WHAT THIS TASK INVOLVES
Convert the items below into a Markdown table with two columns, No. and Text, giving each non-blank line its own numbered row. Leave the pictures out.

Element and coordinate records

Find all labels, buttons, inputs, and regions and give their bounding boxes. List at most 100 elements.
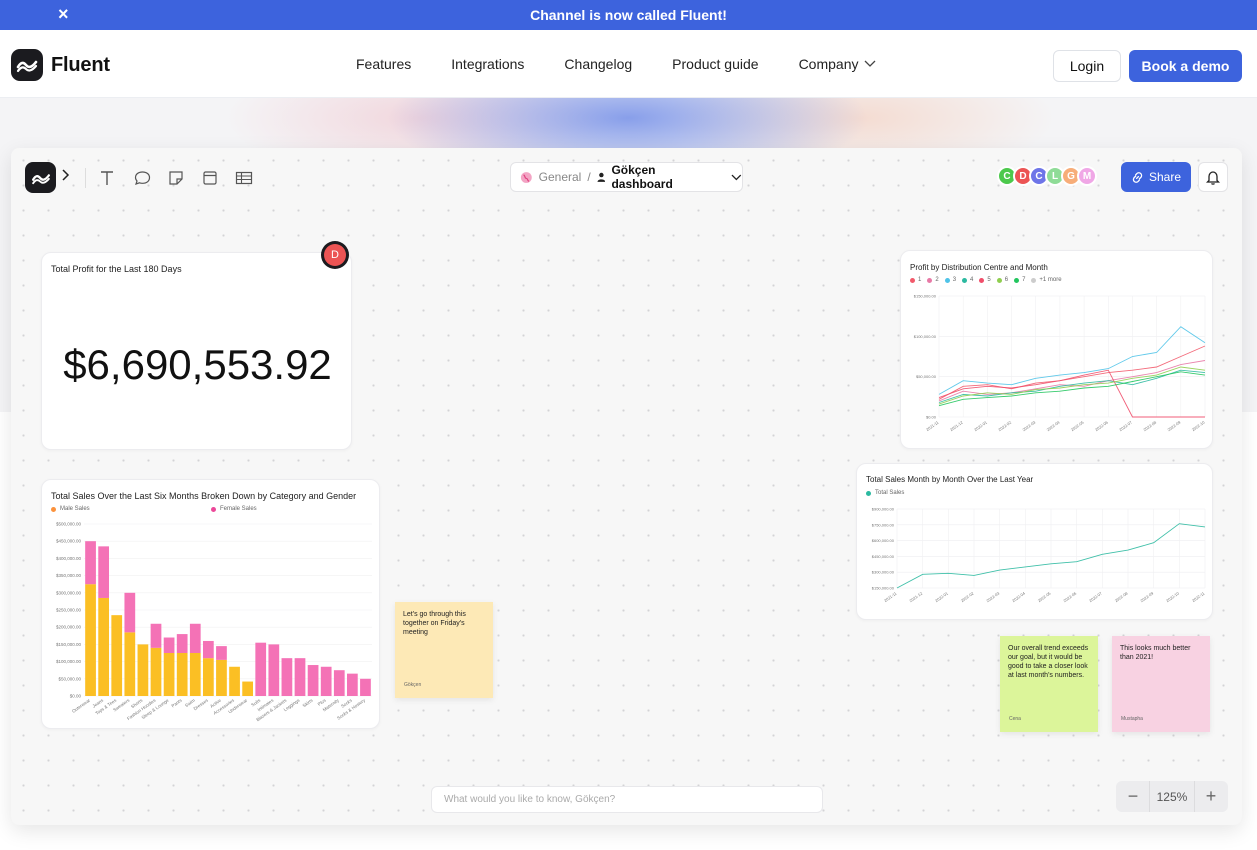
share-button[interactable]: Share bbox=[1121, 162, 1191, 192]
sticky-note[interactable]: This looks much better than 2021! Mustap… bbox=[1112, 636, 1210, 732]
zoom-level[interactable]: 125% bbox=[1157, 790, 1188, 804]
y-tick-label: $450,000.00 bbox=[872, 554, 895, 559]
sticky-note-tool-icon[interactable] bbox=[166, 168, 186, 188]
breadcrumb-separator: / bbox=[587, 170, 591, 184]
close-icon[interactable]: × bbox=[58, 5, 69, 23]
y-tick-label: $250,000.00 bbox=[56, 608, 82, 613]
chevron-right-icon[interactable] bbox=[62, 169, 70, 184]
nav-product-guide[interactable]: Product guide bbox=[672, 56, 758, 72]
ask-placeholder: What would you like to know, Gökçen? bbox=[444, 794, 616, 805]
nav-features[interactable]: Features bbox=[356, 56, 411, 72]
comment-tool-icon[interactable] bbox=[132, 168, 152, 188]
x-tick-label: Outerwear bbox=[71, 697, 91, 713]
bar-segment bbox=[255, 642, 267, 696]
breadcrumb-space[interactable]: General bbox=[539, 170, 582, 184]
zoom-divider bbox=[1194, 781, 1196, 812]
x-tick-label: 2022-09 bbox=[1166, 419, 1182, 432]
dashboard-canvas[interactable]: General / Gökçen dashboard C D C L G M S… bbox=[11, 148, 1242, 825]
notifications-button[interactable] bbox=[1198, 162, 1228, 192]
bar-segment bbox=[294, 658, 306, 696]
bar-segment bbox=[216, 646, 227, 660]
x-tick-label: Pants bbox=[170, 697, 183, 708]
y-tick-label: $100,000.00 bbox=[914, 334, 937, 339]
bar-segment bbox=[307, 665, 319, 696]
nav-changelog[interactable]: Changelog bbox=[564, 56, 632, 72]
bar-segment bbox=[202, 640, 214, 659]
brand-logo[interactable]: Fluent bbox=[11, 49, 110, 81]
y-tick-label: $300,000.00 bbox=[56, 590, 82, 595]
x-tick-label: 2022-05 bbox=[1070, 419, 1086, 432]
kpi-card[interactable]: Total Profit for the Last 180 Days $6,69… bbox=[41, 252, 352, 450]
sticky-note[interactable]: Our overall trend exceeds our goal, but … bbox=[1000, 636, 1098, 732]
series-line bbox=[938, 360, 1206, 402]
zoom-out-button[interactable]: − bbox=[1124, 786, 1142, 807]
toolbar-divider bbox=[85, 168, 86, 188]
avatar-initial: G bbox=[1067, 170, 1075, 182]
x-tick-label: 2022-08 bbox=[1114, 590, 1130, 603]
link-icon bbox=[1132, 171, 1143, 183]
comment-marker[interactable]: D bbox=[321, 241, 349, 269]
zoom-control: − 125% + bbox=[1116, 781, 1228, 812]
avatar[interactable]: M bbox=[1077, 166, 1097, 186]
x-tick-label: 2022-07 bbox=[1118, 419, 1134, 432]
nav-links: Features Integrations Changelog Product … bbox=[356, 56, 876, 72]
ask-input[interactable]: What would you like to know, Gökçen? bbox=[431, 786, 823, 813]
sticky-author: Cena bbox=[1009, 716, 1021, 722]
top-navbar: Fluent Features Integrations Changelog P… bbox=[0, 30, 1257, 98]
table-tool-icon[interactable] bbox=[234, 168, 254, 188]
sales-by-category-card[interactable]: Total Sales Over the Last Six Months Bro… bbox=[41, 479, 380, 729]
x-tick-label: 2022-06 bbox=[1094, 419, 1110, 432]
y-tick-label: $150,000.00 bbox=[872, 586, 895, 591]
sticky-text: This looks much better than 2021! bbox=[1120, 645, 1191, 661]
person-icon bbox=[597, 172, 605, 182]
bar-segment bbox=[150, 623, 162, 648]
avatar-initial: M bbox=[1082, 170, 1092, 182]
zoom-in-button[interactable]: + bbox=[1202, 786, 1220, 807]
bar-chart: $0.00 $50,000.00 $100,000.00 $150,000.00 $20… bbox=[56, 522, 372, 722]
app-logo-icon[interactable] bbox=[25, 162, 56, 193]
bar-segment bbox=[281, 658, 293, 696]
nav-integrations[interactable]: Integrations bbox=[451, 56, 524, 72]
x-tick-label: 2022-03 bbox=[985, 590, 1001, 603]
bar-segment bbox=[163, 653, 175, 696]
bar-segment bbox=[176, 634, 188, 653]
bell-icon bbox=[1206, 170, 1220, 185]
book-demo-button[interactable]: Book a demo bbox=[1129, 50, 1242, 82]
y-tick-label: $0.00 bbox=[926, 415, 937, 420]
chevron-down-icon bbox=[865, 60, 876, 67]
bar-segment bbox=[189, 623, 201, 653]
announcement-banner: × Channel is now called Fluent! bbox=[0, 0, 1257, 30]
breadcrumb[interactable]: General / Gökçen dashboard bbox=[510, 162, 743, 192]
chevron-down-icon[interactable] bbox=[731, 174, 742, 181]
brand-name: Fluent bbox=[51, 53, 110, 76]
y-tick-label: $350,000.00 bbox=[56, 573, 82, 578]
sticky-author: Gökçen bbox=[404, 682, 422, 688]
comment-avatar: D bbox=[324, 244, 346, 266]
sticky-note[interactable]: Let's go through this together on Friday… bbox=[395, 602, 493, 698]
text-tool-icon[interactable] bbox=[97, 168, 117, 188]
frame-tool-icon[interactable] bbox=[200, 168, 220, 188]
fluent-logo-icon bbox=[11, 49, 43, 81]
breadcrumb-page[interactable]: Gökçen dashboard bbox=[611, 163, 717, 191]
login-button[interactable]: Login bbox=[1053, 50, 1121, 82]
sticky-author: Mustapha bbox=[1121, 716, 1143, 722]
banner-text[interactable]: Channel is now called Fluent! bbox=[530, 7, 727, 23]
bar-segment bbox=[346, 673, 358, 696]
y-tick-label: $900,000.00 bbox=[872, 507, 895, 512]
monthly-sales-card[interactable]: Total Sales Month by Month Over the Last… bbox=[856, 463, 1213, 620]
bar-segment bbox=[124, 632, 136, 696]
y-tick-label: $100,000.00 bbox=[56, 659, 82, 664]
bar-segment bbox=[111, 615, 123, 696]
y-tick-label: $500,000.00 bbox=[56, 522, 82, 527]
x-tick-label: 2022-10 bbox=[1191, 419, 1207, 432]
nav-company[interactable]: Company bbox=[799, 56, 877, 72]
y-tick-label: $50,000.00 bbox=[916, 374, 937, 379]
bar-segment bbox=[360, 678, 371, 696]
avatar-initial: C bbox=[1035, 170, 1043, 182]
profit-by-centre-card[interactable]: Profit by Distribution Centre and Month … bbox=[900, 250, 1213, 449]
y-tick-label: $600,000.00 bbox=[872, 538, 895, 543]
bar-segment bbox=[268, 644, 280, 696]
x-tick-label: 2021-11 bbox=[925, 419, 940, 432]
x-tick-label: 2022-04 bbox=[1011, 590, 1027, 603]
sticky-text: Let's go through this together on Friday… bbox=[403, 611, 466, 636]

TASK OUTPUT
| No. | Text |
|---|---|
| 1 | Find all labels, buttons, inputs, and regions and give their bounding boxes. List at most 100 elements. |
| 2 | share-button[interactable]: Share bbox=[1121, 162, 1191, 192] |
| 3 | sticky-note[interactable]: This looks much better than 2021! Mustap… bbox=[1112, 636, 1210, 732] |
| 4 | zoom-level[interactable]: 125% bbox=[1157, 790, 1188, 804] |
| 5 | y-tick-label: $450,000.00 bbox=[872, 554, 895, 559] |
| 6 | sticky-note-tool-icon[interactable] bbox=[166, 168, 186, 188] |
| 7 | breadcrumb-separator: / bbox=[587, 170, 591, 184] |
| 8 | close-icon[interactable]: × bbox=[58, 5, 69, 23] |
| 9 | y-tick-label: $250,000.00 bbox=[56, 608, 82, 613] |
| 10 | chevron-right-icon[interactable] bbox=[62, 169, 70, 184] |
| 11 | nav-product-guide[interactable]: Product guide bbox=[672, 56, 758, 72] |
| 12 | ask-placeholder: What would you like to know, Gökçen? bbox=[444, 794, 616, 805] |
| 13 | nav-features[interactable]: Features bbox=[356, 56, 411, 72] |
| 14 | comment-tool-icon[interactable] bbox=[132, 168, 152, 188] |
| 15 | x-tick-label: Outerwear bbox=[71, 697, 91, 713] |
| 16 | bar-segment bbox=[255, 642, 267, 696] |
| 17 | breadcrumb-space[interactable]: General bbox=[539, 170, 582, 184] |
| 18 | zoom-divider bbox=[1194, 781, 1196, 812] |
| 19 | x-tick-label: 2022-09 bbox=[1166, 419, 1182, 432] |
| 20 | dashboard-canvas[interactable]: General / Gökçen dashboard C D C L G M S… bbox=[11, 148, 1242, 825] |
| 21 | notifications-button[interactable] bbox=[1198, 162, 1228, 192] |
| 22 | bar-segment bbox=[294, 658, 306, 696] |
| 23 | bar-segment bbox=[216, 646, 227, 660] |
| 24 | x-tick-label: Pants bbox=[170, 697, 183, 708] |
| 25 | y-tick-label: $100,000.00 bbox=[914, 334, 937, 339] |
| 26 | bar-segment bbox=[307, 665, 319, 696] |
| 27 | nav-changelog[interactable]: Changelog bbox=[564, 56, 632, 72] |
| 28 | bar-segment bbox=[202, 640, 214, 659] |
| 29 | brand-logo[interactable]: Fluent bbox=[11, 49, 110, 81] |
| 30 | y-tick-label: $300,000.00 bbox=[56, 590, 82, 595] |
| 31 | x-tick-label: 2022-05 bbox=[1070, 419, 1086, 432] |
| 32 | kpi-card[interactable]: Total Profit for the Last 180 Days $6,69… bbox=[41, 252, 352, 450] |
| 33 | sticky-note[interactable]: Our overall trend exceeds our goal, but … bbox=[1000, 636, 1098, 732] |
| 34 | series-line bbox=[938, 360, 1206, 402] |
| 35 | zoom-out-button[interactable]: − bbox=[1124, 786, 1142, 807] |
| 36 | toolbar-divider bbox=[85, 168, 86, 188] |
| 37 | avatar-initial: G bbox=[1067, 170, 1075, 182] |
| 38 | x-tick-label: 2022-08 bbox=[1114, 590, 1130, 603] |
| 39 | link-icon bbox=[1132, 171, 1143, 183] |
| 40 | comment-marker[interactable]: D bbox=[321, 241, 349, 269] |
| 41 | zoom-control: − 125% + bbox=[1116, 781, 1228, 812] |
| 42 | avatar[interactable]: M bbox=[1077, 166, 1097, 186] |
| 43 | x-tick-label: 2022-07 bbox=[1118, 419, 1134, 432] |
| 44 | nav-links: Features Integrations Changelog Product … bbox=[356, 56, 876, 72] |
| 45 | ask-input[interactable]: What would you like to know, Gökçen? bbox=[431, 786, 823, 813] |
| 46 | sticky-author: Cena bbox=[1009, 716, 1021, 722] |
| 47 | top-navbar: Fluent Features Integrations Changelog P… bbox=[0, 30, 1257, 98] |
| 48 | table-tool-icon[interactable] bbox=[234, 168, 254, 188] |
| 49 | sales-by-category-card[interactable]: Total Sales Over the Last Six Months Bro… bbox=[41, 479, 380, 729] |
| 50 | x-tick-label: 2022-06 bbox=[1094, 419, 1110, 432] |
| 51 | y-tick-label: $150,000.00 bbox=[872, 586, 895, 591] |
| 52 | sticky-text: This looks much better than 2021! bbox=[1120, 645, 1191, 661] |
| 53 | person-icon bbox=[597, 172, 605, 182] |
| 54 | bar-segment bbox=[150, 623, 162, 648] |
| 55 | avatar-initial: M bbox=[1082, 170, 1092, 182] |
| 56 | zoom-in-button[interactable]: + bbox=[1202, 786, 1220, 807] |
| 57 | bar-chart: $0.00 $50,000.00 $100,000.00 $150,000.00 $20… bbox=[56, 522, 372, 722] |
| 58 | app-logo-icon[interactable] bbox=[25, 162, 56, 193] |
| 59 | bar-segment bbox=[281, 658, 293, 696] |
| 60 | nav-integrations[interactable]: Integrations bbox=[451, 56, 524, 72] |
| 61 | x-tick-label: 2022-03 bbox=[985, 590, 1001, 603] |
| 62 | bar-segment bbox=[163, 653, 175, 696] |
| 63 | bar-segment bbox=[176, 634, 188, 653] |
| 64 | bell-icon bbox=[1206, 170, 1220, 185] |
| 65 | book-demo-button[interactable]: Book a demo bbox=[1129, 50, 1242, 82] |
| 66 | y-tick-label: $0.00 bbox=[926, 415, 937, 420] |
| 67 | chevron-down-icon bbox=[865, 60, 876, 67] |
| 68 | bar-segment bbox=[189, 623, 201, 653] |
| 69 | announcement-banner: × Channel is now called Fluent! bbox=[0, 0, 1257, 30] |
| 70 | breadcrumb[interactable]: General / Gökçen dashboard bbox=[510, 162, 743, 192] |
| 71 | chevron-down-icon[interactable] bbox=[731, 174, 742, 181] |
| 72 | brand-name: Fluent bbox=[51, 53, 110, 76] |
| 73 | y-tick-label: $350,000.00 bbox=[56, 573, 82, 578] |
| 74 | sticky-author: Gökçen bbox=[404, 682, 422, 688] |
| 75 | comment-avatar: D bbox=[324, 244, 346, 266] |
| 76 | sticky-note[interactable]: Let's go through this together on Friday… bbox=[395, 602, 493, 698] |
| 77 | text-tool-icon[interactable] bbox=[97, 168, 117, 188] |
| 78 | frame-tool-icon[interactable] bbox=[200, 168, 220, 188] |
| 79 | fluent-logo-icon bbox=[11, 49, 43, 81] |
| 80 | breadcrumb-page[interactable]: Gökçen dashboard bbox=[611, 163, 717, 191] |
| 81 | login-button[interactable]: Login bbox=[1053, 50, 1121, 82] |
| 82 | sticky-author: Mustapha bbox=[1121, 716, 1143, 722] |
| 83 | banner-text[interactable]: Channel is now called Fluent! bbox=[530, 7, 727, 23] |
| 84 | bar-segment bbox=[346, 673, 358, 696] |
| 85 | y-tick-label: $900,000.00 bbox=[872, 507, 895, 512] |
| 86 | monthly-sales-card[interactable]: Total Sales Month by Month Over the Last… bbox=[856, 463, 1213, 620] |
| 87 | bar-segment bbox=[124, 632, 136, 696] |
| 88 | y-tick-label: $100,000.00 bbox=[56, 659, 82, 664] |
| 89 | bar-segment bbox=[111, 615, 123, 696] |
| 90 | y-tick-label: $500,000.00 bbox=[56, 522, 82, 527] |
| 91 | x-tick-label: 2022-10 bbox=[1191, 419, 1207, 432] |
| 92 | nav-company[interactable]: Company bbox=[799, 56, 877, 72] |
| 93 | y-tick-label: $50,000.00 bbox=[916, 374, 937, 379] |
| 94 | bar-segment bbox=[360, 678, 371, 696] |
| 95 | avatar-initial: C bbox=[1035, 170, 1043, 182] |
| 96 | profit-by-centre-card[interactable]: Profit by Distribution Centre and Month … bbox=[900, 250, 1213, 449] |
| 97 | y-tick-label: $600,000.00 bbox=[872, 538, 895, 543] |
| 98 | bar-segment bbox=[268, 644, 280, 696] |
| 99 | x-tick-label: 2021-11 bbox=[925, 419, 940, 432] |
| 100 | x-tick-label: 2022-04 bbox=[1011, 590, 1027, 603] |
| 101 | sticky-text: Let's go through this together on Friday… bbox=[403, 611, 466, 636] |